### Written task:
Write out each line from the data below that includes the word "Number".

### Materials provided:
┄┄┄┄┄┄

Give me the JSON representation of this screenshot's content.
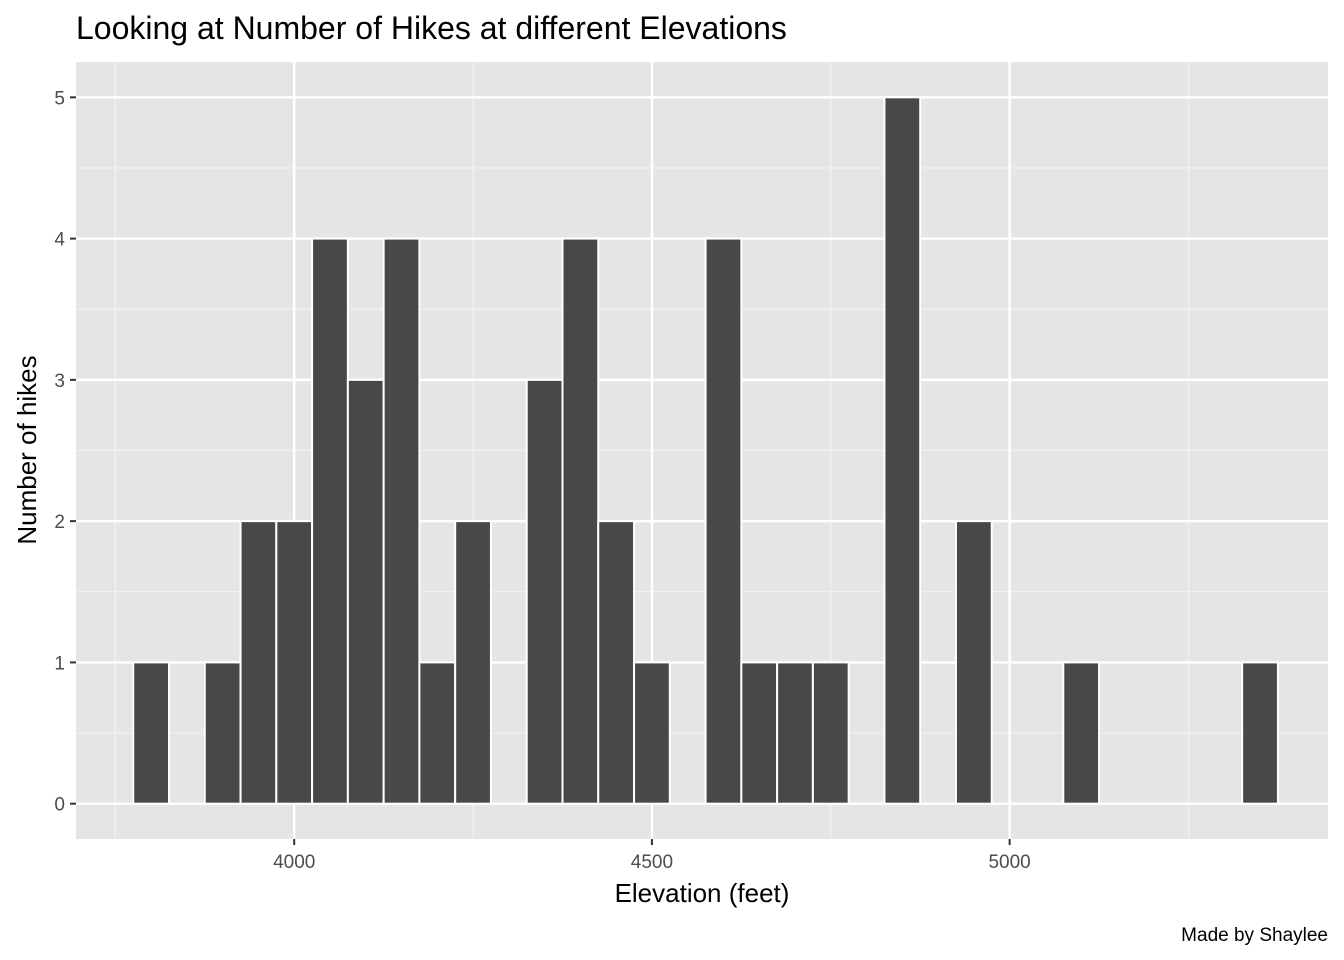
{
  "chart_data": {
    "type": "bar",
    "subtype": "histogram",
    "title": "Looking at Number of Hikes at different Elevations",
    "xlabel": "Elevation (feet)",
    "ylabel": "Number of hikes",
    "caption": "Made by Shaylee",
    "xlim": [
      3695,
      5445
    ],
    "ylim": [
      -0.25,
      5.25
    ],
    "bin_width": 50,
    "x_ticks": [
      4000,
      4500,
      5000
    ],
    "y_ticks": [
      0,
      1,
      2,
      3,
      4,
      5
    ],
    "grid": true,
    "bar_fill": "#484848",
    "bar_outline": "#ffffff",
    "panel_background": "#e5e5e5",
    "bins": [
      {
        "x": 3800,
        "count": 1
      },
      {
        "x": 3900,
        "count": 1
      },
      {
        "x": 3950,
        "count": 2
      },
      {
        "x": 4000,
        "count": 2
      },
      {
        "x": 4050,
        "count": 4
      },
      {
        "x": 4100,
        "count": 3
      },
      {
        "x": 4150,
        "count": 4
      },
      {
        "x": 4200,
        "count": 1
      },
      {
        "x": 4250,
        "count": 2
      },
      {
        "x": 4350,
        "count": 3
      },
      {
        "x": 4400,
        "count": 4
      },
      {
        "x": 4450,
        "count": 2
      },
      {
        "x": 4500,
        "count": 1
      },
      {
        "x": 4600,
        "count": 4
      },
      {
        "x": 4650,
        "count": 1
      },
      {
        "x": 4700,
        "count": 1
      },
      {
        "x": 4750,
        "count": 1
      },
      {
        "x": 4850,
        "count": 5
      },
      {
        "x": 4950,
        "count": 2
      },
      {
        "x": 5100,
        "count": 1
      },
      {
        "x": 5350,
        "count": 1
      }
    ]
  }
}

┄┄┄┄┄┄

### Exercise solution:
    "title": "Looking at Number of Hikes at different Elevations",
    "ylabel": "Number of hikes",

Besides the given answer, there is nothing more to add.